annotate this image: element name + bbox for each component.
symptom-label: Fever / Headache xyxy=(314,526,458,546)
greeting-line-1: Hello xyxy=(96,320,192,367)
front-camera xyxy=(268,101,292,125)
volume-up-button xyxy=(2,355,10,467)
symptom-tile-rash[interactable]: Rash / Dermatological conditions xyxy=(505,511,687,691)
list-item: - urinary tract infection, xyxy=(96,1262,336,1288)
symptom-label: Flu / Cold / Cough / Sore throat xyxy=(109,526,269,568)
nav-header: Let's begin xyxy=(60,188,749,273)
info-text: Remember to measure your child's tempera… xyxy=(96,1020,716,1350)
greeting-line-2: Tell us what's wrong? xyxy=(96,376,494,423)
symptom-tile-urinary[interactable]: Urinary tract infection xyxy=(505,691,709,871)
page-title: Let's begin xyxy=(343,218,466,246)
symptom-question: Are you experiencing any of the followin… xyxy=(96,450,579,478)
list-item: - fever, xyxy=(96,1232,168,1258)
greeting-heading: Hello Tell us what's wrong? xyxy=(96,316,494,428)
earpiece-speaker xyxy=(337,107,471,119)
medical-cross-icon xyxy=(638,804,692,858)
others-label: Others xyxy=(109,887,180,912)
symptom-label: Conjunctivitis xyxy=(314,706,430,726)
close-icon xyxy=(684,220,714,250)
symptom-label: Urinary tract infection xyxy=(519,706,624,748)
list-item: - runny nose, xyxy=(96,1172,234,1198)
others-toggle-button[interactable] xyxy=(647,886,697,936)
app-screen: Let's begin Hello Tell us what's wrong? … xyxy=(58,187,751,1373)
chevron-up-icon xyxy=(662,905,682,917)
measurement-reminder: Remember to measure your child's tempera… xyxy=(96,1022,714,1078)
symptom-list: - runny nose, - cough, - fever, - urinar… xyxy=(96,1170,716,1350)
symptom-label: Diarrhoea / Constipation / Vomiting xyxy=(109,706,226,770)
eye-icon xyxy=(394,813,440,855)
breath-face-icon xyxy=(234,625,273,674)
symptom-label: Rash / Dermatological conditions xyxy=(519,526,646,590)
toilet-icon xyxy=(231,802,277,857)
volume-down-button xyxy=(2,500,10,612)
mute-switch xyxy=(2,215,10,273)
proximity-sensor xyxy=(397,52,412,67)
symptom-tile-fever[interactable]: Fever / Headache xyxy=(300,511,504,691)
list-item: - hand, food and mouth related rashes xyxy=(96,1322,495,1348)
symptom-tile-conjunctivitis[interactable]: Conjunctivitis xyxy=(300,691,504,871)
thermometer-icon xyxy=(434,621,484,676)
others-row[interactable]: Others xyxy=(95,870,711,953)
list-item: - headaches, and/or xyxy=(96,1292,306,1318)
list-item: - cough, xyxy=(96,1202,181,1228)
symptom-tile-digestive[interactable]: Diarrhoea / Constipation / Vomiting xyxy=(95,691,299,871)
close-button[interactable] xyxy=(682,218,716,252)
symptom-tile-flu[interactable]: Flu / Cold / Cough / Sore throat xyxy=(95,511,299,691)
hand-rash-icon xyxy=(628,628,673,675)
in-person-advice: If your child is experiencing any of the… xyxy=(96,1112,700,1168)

○ ○ ○ ○ ○

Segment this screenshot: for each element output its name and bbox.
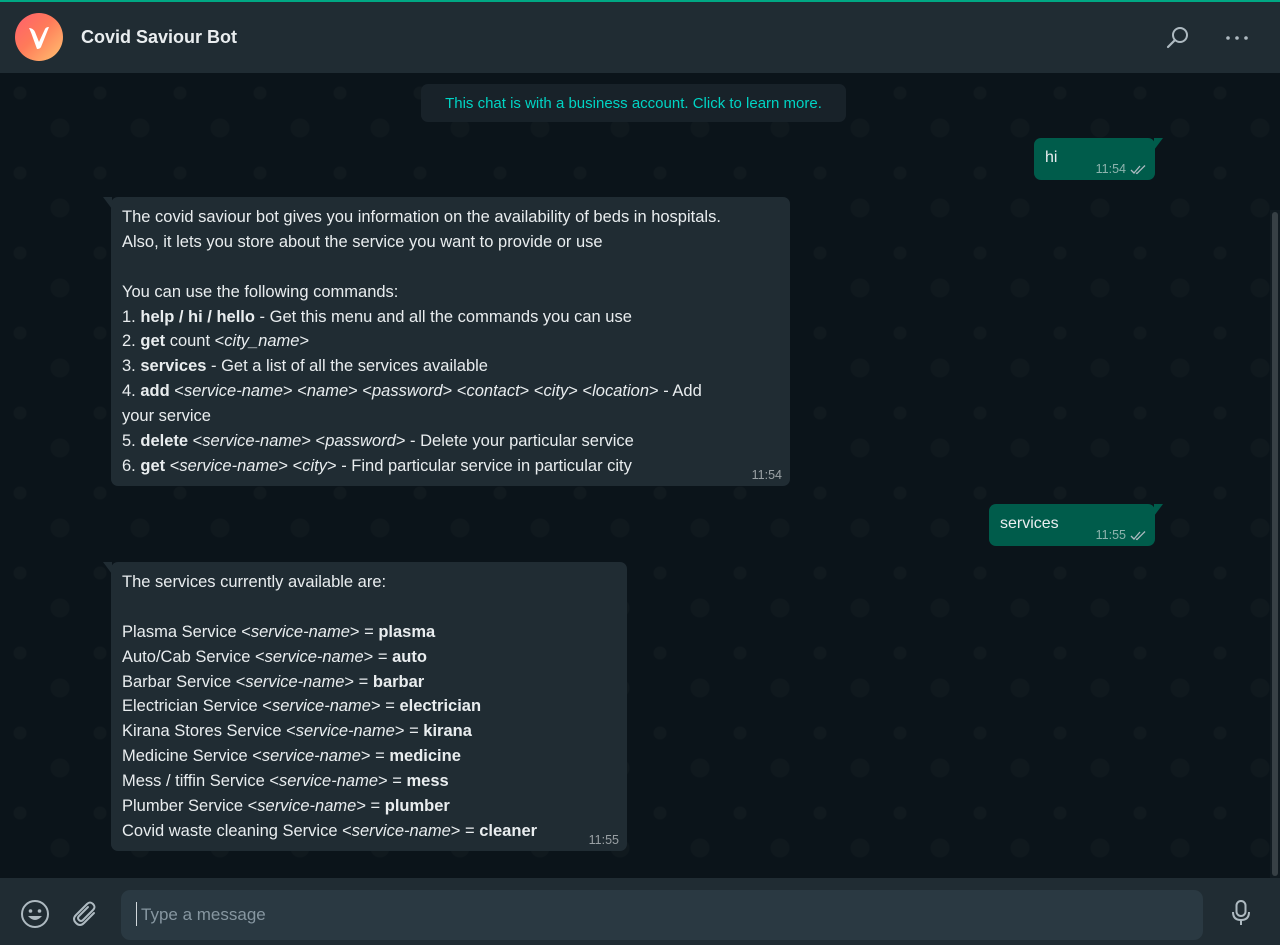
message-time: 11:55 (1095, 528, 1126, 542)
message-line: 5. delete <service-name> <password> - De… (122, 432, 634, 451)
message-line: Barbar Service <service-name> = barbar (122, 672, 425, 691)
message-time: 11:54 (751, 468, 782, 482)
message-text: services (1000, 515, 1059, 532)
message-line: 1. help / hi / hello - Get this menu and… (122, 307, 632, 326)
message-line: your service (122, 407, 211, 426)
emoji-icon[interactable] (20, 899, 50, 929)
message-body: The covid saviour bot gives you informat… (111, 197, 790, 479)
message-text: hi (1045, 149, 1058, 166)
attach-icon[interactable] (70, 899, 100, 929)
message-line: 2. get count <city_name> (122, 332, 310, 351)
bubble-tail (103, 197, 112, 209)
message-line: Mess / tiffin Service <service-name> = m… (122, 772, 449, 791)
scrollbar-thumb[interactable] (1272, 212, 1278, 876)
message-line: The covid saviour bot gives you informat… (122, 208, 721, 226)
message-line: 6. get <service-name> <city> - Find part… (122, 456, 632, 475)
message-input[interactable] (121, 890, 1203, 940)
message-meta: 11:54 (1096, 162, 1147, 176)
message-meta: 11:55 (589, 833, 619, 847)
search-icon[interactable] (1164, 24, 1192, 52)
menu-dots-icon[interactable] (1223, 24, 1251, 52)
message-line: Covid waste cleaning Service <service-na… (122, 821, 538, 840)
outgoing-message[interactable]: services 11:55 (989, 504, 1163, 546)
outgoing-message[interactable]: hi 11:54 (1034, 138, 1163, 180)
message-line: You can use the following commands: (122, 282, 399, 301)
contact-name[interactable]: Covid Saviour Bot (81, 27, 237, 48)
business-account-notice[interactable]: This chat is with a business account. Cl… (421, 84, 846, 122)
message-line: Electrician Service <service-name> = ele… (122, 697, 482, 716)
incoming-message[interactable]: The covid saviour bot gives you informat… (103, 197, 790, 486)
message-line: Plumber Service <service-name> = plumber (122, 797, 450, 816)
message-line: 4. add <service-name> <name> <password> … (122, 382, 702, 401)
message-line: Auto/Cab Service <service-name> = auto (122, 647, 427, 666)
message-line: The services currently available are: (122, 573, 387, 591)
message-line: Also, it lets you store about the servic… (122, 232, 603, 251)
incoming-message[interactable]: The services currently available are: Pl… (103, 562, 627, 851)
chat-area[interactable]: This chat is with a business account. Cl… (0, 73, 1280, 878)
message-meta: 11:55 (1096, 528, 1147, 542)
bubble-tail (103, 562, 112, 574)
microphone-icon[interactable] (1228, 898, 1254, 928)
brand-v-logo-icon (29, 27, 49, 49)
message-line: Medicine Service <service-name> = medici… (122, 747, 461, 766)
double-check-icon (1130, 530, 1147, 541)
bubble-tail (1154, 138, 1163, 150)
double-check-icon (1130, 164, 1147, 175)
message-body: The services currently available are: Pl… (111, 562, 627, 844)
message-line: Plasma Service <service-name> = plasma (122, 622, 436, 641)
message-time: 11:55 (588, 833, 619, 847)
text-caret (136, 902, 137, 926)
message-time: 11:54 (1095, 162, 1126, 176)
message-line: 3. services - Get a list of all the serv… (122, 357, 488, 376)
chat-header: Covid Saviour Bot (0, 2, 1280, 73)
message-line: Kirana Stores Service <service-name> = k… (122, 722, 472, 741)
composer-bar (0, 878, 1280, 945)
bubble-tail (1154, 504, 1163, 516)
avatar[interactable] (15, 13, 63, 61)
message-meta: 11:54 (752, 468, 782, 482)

○ ○ ○ ○ ○

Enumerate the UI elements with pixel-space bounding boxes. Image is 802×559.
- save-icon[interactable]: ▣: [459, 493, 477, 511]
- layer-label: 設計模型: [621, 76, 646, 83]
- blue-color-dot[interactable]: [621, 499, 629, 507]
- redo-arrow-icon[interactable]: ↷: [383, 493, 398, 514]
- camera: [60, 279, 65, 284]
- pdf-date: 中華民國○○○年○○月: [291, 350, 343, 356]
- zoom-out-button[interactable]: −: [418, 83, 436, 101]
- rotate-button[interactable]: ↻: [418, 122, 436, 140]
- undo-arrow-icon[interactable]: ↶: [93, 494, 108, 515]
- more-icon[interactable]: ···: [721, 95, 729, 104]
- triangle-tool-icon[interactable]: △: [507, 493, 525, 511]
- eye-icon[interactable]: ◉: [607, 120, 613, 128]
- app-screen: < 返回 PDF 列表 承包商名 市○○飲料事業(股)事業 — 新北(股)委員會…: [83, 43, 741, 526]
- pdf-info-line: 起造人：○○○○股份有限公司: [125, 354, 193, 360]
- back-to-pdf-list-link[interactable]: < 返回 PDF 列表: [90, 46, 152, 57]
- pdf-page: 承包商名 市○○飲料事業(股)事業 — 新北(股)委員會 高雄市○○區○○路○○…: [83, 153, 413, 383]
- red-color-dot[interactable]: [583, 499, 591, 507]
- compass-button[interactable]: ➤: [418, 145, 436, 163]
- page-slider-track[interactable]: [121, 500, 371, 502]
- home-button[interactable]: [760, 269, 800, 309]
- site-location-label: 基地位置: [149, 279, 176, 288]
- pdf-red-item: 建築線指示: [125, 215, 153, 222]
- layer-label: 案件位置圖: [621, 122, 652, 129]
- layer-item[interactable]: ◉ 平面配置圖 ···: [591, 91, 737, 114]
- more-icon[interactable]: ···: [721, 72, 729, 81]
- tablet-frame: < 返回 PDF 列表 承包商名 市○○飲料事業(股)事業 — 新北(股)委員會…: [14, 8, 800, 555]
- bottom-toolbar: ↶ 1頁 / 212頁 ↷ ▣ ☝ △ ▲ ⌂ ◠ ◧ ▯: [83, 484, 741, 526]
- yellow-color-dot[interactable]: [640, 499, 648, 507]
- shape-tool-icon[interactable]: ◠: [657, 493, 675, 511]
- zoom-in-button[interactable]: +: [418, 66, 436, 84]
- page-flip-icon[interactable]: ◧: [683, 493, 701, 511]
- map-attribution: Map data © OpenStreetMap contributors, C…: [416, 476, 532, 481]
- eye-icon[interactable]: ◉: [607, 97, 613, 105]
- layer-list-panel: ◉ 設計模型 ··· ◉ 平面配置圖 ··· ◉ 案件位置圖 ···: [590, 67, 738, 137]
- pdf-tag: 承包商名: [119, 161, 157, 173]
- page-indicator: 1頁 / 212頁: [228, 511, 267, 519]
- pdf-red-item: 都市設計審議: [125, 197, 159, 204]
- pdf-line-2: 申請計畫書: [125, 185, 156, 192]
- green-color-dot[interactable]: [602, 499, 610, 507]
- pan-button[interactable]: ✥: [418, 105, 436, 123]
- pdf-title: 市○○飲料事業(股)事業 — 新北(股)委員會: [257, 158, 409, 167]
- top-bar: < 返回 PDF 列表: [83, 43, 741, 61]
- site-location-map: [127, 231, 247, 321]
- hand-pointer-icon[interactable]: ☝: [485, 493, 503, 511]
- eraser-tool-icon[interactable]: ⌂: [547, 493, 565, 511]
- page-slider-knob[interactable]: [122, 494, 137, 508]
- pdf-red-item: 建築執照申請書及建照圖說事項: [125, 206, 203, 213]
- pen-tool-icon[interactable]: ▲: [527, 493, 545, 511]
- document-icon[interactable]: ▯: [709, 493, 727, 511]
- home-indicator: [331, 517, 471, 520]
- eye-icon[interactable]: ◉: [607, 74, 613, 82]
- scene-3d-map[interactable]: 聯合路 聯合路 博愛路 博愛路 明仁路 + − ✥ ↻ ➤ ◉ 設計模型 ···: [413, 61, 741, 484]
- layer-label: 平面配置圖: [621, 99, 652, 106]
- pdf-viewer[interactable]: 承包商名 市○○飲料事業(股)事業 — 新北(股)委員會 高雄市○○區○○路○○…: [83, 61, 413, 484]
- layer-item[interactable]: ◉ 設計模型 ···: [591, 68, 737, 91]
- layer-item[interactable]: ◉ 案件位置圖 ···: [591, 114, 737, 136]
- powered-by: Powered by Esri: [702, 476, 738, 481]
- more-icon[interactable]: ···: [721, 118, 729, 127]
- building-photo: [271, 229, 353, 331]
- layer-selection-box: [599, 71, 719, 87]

○ ○ ○ ○ ○

Geef de records van de regel met "annotate this image: element" tot en met de regel met "list-item: - fever, xyxy=(96,1232,168,1258)" alsjeblieft opnieuw. Verwissel daarin "symptom-label" voor "symptom-text" en laat de rest ongewijzigd.

# Uitgewerkt antwoord
annotate this image: element name + bbox for each component.
symptom-text: Fever / Headache xyxy=(314,526,458,546)
greeting-line-1: Hello xyxy=(96,320,192,367)
front-camera xyxy=(268,101,292,125)
volume-up-button xyxy=(2,355,10,467)
symptom-tile-rash[interactable]: Rash / Dermatological conditions xyxy=(505,511,687,691)
list-item: - urinary tract infection, xyxy=(96,1262,336,1288)
symptom-text: Flu / Cold / Cough / Sore throat xyxy=(109,526,269,568)
nav-header: Let's begin xyxy=(60,188,749,273)
info-text: Remember to measure your child's tempera… xyxy=(96,1020,716,1350)
greeting-line-2: Tell us what's wrong? xyxy=(96,376,494,423)
symptom-tile-urinary[interactable]: Urinary tract infection xyxy=(505,691,709,871)
page-title: Let's begin xyxy=(343,218,466,246)
symptom-question: Are you experiencing any of the followin… xyxy=(96,450,579,478)
list-item: - fever, xyxy=(96,1232,168,1258)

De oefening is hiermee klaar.